INSTRUCTIONS FOR THE TASK >>
In the entries below, find the lines that contain the word "المسودة" and copy them.

DATA LISTING >>
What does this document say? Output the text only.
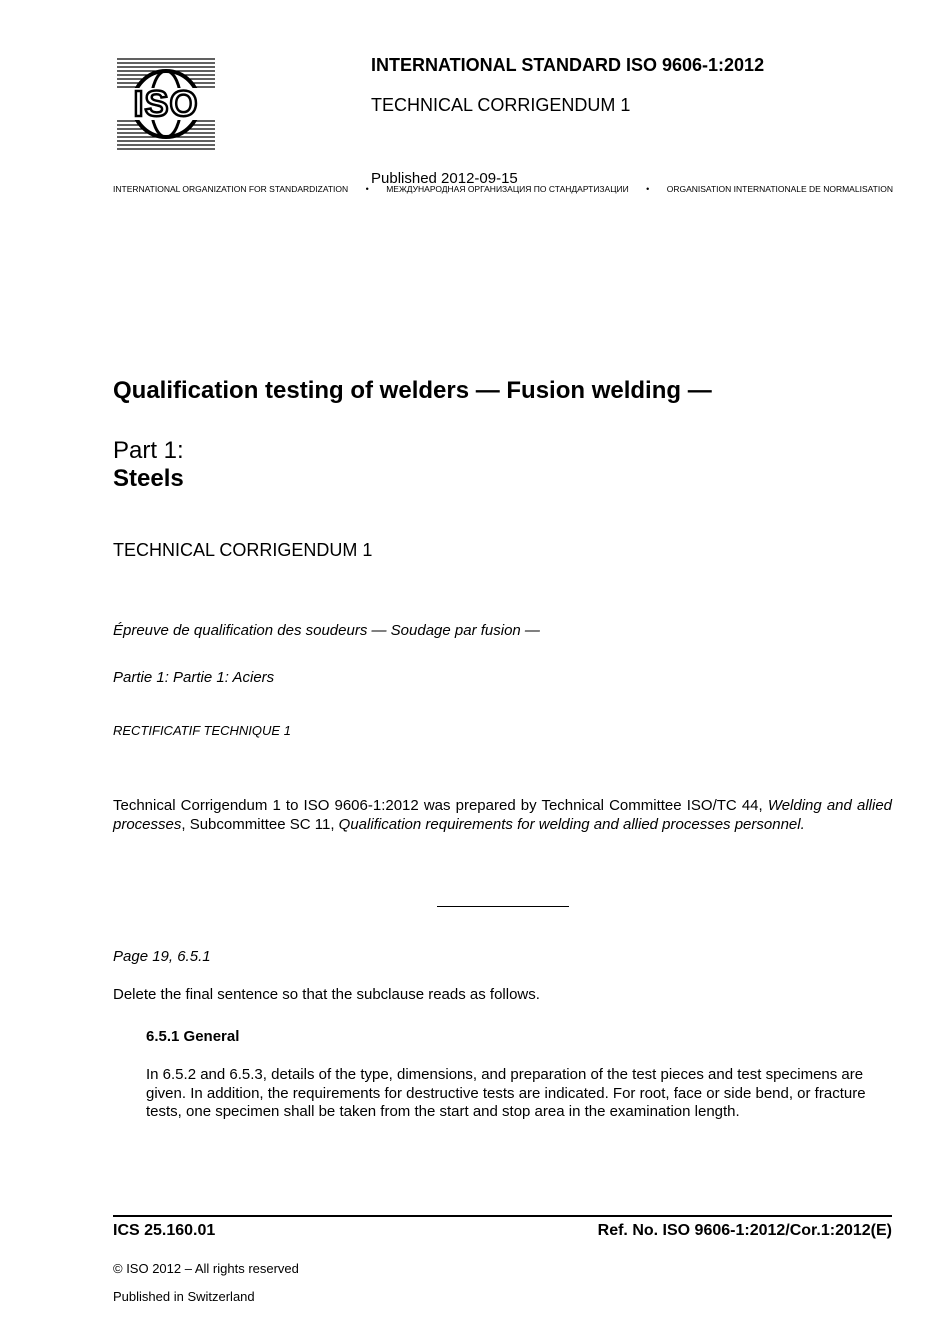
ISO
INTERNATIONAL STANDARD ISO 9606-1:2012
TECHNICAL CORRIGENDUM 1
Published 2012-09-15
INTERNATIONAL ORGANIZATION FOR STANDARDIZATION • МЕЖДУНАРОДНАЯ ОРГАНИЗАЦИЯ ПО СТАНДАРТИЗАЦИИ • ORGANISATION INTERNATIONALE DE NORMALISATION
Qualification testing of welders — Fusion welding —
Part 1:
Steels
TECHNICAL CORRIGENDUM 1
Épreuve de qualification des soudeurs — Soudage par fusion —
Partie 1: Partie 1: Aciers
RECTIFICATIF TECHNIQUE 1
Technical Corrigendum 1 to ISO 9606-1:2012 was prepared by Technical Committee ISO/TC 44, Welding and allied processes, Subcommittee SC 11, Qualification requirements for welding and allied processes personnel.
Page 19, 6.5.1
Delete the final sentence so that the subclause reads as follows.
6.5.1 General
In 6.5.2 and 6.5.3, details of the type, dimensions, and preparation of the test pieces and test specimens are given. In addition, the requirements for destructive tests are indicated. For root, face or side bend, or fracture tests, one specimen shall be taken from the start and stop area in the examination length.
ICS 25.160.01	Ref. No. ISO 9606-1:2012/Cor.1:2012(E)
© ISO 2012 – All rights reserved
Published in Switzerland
---
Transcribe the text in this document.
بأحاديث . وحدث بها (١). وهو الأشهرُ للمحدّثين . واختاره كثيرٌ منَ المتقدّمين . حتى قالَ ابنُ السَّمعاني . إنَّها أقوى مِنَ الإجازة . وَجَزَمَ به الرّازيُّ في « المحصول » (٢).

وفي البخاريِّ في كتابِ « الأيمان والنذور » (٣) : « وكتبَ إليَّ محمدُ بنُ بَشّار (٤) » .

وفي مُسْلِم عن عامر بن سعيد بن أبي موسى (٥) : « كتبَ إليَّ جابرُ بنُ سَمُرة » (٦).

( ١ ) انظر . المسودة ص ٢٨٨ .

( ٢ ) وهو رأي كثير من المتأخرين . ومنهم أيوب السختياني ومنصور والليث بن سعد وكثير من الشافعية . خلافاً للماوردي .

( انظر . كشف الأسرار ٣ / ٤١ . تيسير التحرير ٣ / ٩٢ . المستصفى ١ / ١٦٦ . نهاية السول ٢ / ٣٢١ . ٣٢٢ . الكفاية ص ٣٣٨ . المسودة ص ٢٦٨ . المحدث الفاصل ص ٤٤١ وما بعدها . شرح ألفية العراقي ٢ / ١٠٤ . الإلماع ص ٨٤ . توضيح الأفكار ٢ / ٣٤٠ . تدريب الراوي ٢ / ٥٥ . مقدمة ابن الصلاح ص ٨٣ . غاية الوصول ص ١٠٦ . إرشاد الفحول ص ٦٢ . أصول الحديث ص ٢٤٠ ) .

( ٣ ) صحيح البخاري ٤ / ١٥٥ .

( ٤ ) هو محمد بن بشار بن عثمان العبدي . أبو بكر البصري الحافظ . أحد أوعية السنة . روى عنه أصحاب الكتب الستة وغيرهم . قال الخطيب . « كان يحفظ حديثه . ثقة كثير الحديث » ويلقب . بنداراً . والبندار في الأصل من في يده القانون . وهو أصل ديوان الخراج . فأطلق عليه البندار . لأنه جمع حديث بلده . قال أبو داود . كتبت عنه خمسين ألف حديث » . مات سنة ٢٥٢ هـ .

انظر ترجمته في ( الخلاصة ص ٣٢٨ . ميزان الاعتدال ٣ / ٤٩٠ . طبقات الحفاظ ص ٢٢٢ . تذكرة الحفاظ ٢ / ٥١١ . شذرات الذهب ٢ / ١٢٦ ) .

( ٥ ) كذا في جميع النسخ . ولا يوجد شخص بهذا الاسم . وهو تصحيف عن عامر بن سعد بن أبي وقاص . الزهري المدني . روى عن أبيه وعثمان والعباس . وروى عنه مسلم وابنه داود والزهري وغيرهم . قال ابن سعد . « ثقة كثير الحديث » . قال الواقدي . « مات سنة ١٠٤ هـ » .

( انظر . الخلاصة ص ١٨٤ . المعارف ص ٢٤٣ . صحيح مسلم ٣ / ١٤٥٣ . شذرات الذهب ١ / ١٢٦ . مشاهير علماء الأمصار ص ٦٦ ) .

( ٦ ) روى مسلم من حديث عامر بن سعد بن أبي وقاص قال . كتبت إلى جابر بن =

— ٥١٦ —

TASK RESPONSE >>
( ١ ) انظر . المسودة ص ٢٨٨ .
( انظر . كشف الأسرار ٣ / ٤١ . تيسير التحرير ٣ / ٩٢ . المستصفى ١ / ١٦٦ . نهاية السول ٢ / ٣٢١ . ٣٢٢ . الكفاية ص ٣٣٨ . المسودة ص ٢٦٨ . المحدث الفاصل ص ٤٤١ وما بعدها . شرح ألفية العراقي ٢ / ١٠٤ . الإلماع ص ٨٤ . توضيح الأفكار ٢ / ٣٤٠ . تدريب الراوي ٢ / ٥٥ . مقدمة ابن الصلاح ص ٨٣ . غاية الوصول ص ١٠٦ . إرشاد الفحول ص ٦٢ . أصول الحديث ص ٢٤٠ ) .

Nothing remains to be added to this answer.